** BEGIN **

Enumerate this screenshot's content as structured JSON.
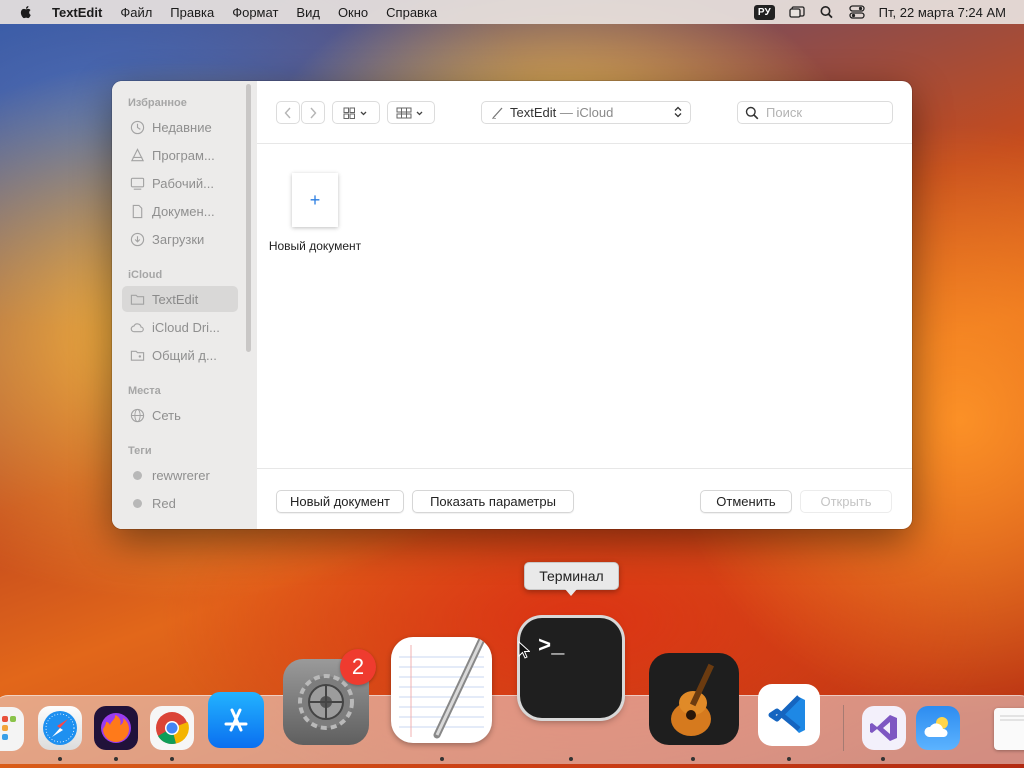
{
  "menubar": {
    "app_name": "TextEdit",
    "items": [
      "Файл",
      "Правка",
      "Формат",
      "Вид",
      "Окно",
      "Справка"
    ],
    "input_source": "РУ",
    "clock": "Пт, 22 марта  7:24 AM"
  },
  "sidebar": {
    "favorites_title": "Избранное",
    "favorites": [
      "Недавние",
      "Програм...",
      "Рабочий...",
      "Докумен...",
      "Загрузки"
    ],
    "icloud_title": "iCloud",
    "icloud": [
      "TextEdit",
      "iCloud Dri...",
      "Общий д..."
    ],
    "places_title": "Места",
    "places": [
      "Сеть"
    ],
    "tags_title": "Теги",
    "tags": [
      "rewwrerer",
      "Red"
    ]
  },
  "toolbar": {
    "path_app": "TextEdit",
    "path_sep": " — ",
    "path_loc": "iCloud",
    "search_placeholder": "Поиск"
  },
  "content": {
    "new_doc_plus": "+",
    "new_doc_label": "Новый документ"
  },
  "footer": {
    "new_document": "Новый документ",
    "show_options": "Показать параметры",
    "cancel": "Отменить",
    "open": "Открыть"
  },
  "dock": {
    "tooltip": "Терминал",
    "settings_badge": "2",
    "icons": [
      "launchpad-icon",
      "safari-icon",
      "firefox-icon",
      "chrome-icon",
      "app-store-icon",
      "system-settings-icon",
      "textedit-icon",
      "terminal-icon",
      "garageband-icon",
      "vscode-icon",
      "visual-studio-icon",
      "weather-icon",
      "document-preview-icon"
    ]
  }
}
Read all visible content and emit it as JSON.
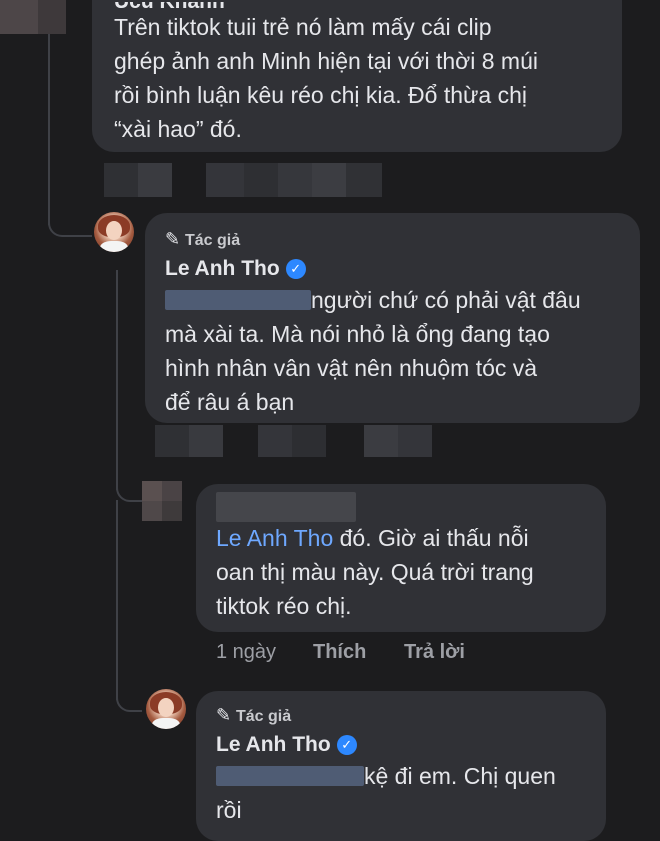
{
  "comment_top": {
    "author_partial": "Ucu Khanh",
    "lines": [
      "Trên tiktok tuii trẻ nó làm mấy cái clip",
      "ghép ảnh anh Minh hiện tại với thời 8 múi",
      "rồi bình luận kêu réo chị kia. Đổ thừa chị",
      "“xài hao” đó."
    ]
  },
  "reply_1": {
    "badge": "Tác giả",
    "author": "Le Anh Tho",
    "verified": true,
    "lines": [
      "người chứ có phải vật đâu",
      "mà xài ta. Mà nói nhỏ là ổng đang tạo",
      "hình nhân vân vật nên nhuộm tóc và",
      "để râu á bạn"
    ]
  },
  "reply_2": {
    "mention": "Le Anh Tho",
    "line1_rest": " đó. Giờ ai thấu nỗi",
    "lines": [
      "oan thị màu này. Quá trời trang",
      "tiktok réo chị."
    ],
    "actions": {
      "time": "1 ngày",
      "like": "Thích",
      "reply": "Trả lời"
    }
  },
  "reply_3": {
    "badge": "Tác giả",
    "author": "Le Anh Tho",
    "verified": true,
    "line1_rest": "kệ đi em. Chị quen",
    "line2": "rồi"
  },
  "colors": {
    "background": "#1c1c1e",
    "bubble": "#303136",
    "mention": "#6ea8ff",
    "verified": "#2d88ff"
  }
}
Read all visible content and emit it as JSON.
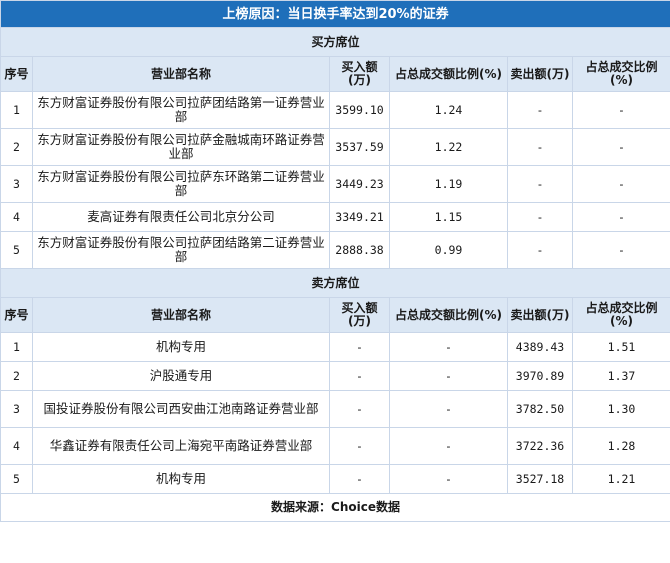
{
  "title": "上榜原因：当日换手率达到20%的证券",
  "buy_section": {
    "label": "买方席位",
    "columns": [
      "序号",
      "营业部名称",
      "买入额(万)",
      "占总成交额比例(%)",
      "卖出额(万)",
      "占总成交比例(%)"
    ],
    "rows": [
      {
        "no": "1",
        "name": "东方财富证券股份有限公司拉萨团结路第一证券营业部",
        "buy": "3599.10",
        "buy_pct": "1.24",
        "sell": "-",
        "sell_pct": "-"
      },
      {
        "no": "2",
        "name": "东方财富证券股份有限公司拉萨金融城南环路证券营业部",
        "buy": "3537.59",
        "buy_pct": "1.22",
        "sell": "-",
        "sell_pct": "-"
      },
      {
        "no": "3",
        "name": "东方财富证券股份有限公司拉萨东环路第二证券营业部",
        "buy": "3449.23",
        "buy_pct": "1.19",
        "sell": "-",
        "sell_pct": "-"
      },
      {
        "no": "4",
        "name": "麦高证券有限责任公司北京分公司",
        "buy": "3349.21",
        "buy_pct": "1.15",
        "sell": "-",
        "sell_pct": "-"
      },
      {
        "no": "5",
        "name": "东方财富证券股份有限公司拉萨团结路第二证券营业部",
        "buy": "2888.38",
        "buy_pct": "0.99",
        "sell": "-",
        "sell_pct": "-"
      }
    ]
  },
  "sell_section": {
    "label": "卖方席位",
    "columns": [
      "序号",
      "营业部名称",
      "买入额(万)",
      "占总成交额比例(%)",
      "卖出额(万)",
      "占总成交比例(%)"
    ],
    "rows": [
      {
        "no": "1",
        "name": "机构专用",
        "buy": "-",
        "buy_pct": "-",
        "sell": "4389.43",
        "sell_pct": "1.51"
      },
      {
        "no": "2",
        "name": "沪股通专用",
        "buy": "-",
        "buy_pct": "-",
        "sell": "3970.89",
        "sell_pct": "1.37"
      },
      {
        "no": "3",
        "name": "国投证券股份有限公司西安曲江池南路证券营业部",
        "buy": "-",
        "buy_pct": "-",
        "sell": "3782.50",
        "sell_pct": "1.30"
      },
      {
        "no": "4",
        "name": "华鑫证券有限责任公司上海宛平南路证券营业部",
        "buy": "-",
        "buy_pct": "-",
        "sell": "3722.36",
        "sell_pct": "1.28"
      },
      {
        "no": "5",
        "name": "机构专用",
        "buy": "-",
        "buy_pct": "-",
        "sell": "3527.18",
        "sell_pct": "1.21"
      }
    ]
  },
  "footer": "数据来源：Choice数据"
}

** END **

What is needed
Scan the records above for the string "документ", then report every line that contains it.

Answer to the task
    "new_doc_label": "Новый документ"
    "new_document": "Новый документ",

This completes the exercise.